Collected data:
━━━
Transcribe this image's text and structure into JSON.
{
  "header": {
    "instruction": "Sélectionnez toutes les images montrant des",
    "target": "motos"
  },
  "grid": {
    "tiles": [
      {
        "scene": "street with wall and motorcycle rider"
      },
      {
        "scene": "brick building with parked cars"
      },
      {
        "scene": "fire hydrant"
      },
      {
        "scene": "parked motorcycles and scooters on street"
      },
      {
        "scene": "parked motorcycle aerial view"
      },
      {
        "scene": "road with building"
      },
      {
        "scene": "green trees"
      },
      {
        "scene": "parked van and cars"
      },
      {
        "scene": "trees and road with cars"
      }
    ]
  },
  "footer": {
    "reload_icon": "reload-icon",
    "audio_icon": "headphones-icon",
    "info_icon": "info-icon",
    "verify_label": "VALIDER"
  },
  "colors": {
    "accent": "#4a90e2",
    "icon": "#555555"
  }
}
━━━
- _WORK TO COMPLETE_
Your task is to print the whole listing again exactly.

- _EXERCISE SOLUTION_
Transcribe this image's text and structure into JSON.
{
  "header": {
    "instruction": "Sélectionnez toutes les images montrant des",
    "target": "motos"
  },
  "grid": {
    "tiles": [
      {
        "scene": "street with wall and motorcycle rider"
      },
      {
        "scene": "brick building with parked cars"
      },
      {
        "scene": "fire hydrant"
      },
      {
        "scene": "parked motorcycles and scooters on street"
      },
      {
        "scene": "parked motorcycle aerial view"
      },
      {
        "scene": "road with building"
      },
      {
        "scene": "green trees"
      },
      {
        "scene": "parked van and cars"
      },
      {
        "scene": "trees and road with cars"
      }
    ]
  },
  "footer": {
    "reload_icon": "reload-icon",
    "audio_icon": "headphones-icon",
    "info_icon": "info-icon",
    "verify_label": "VALIDER"
  },
  "colors": {
    "accent": "#4a90e2",
    "icon": "#555555"
  }
}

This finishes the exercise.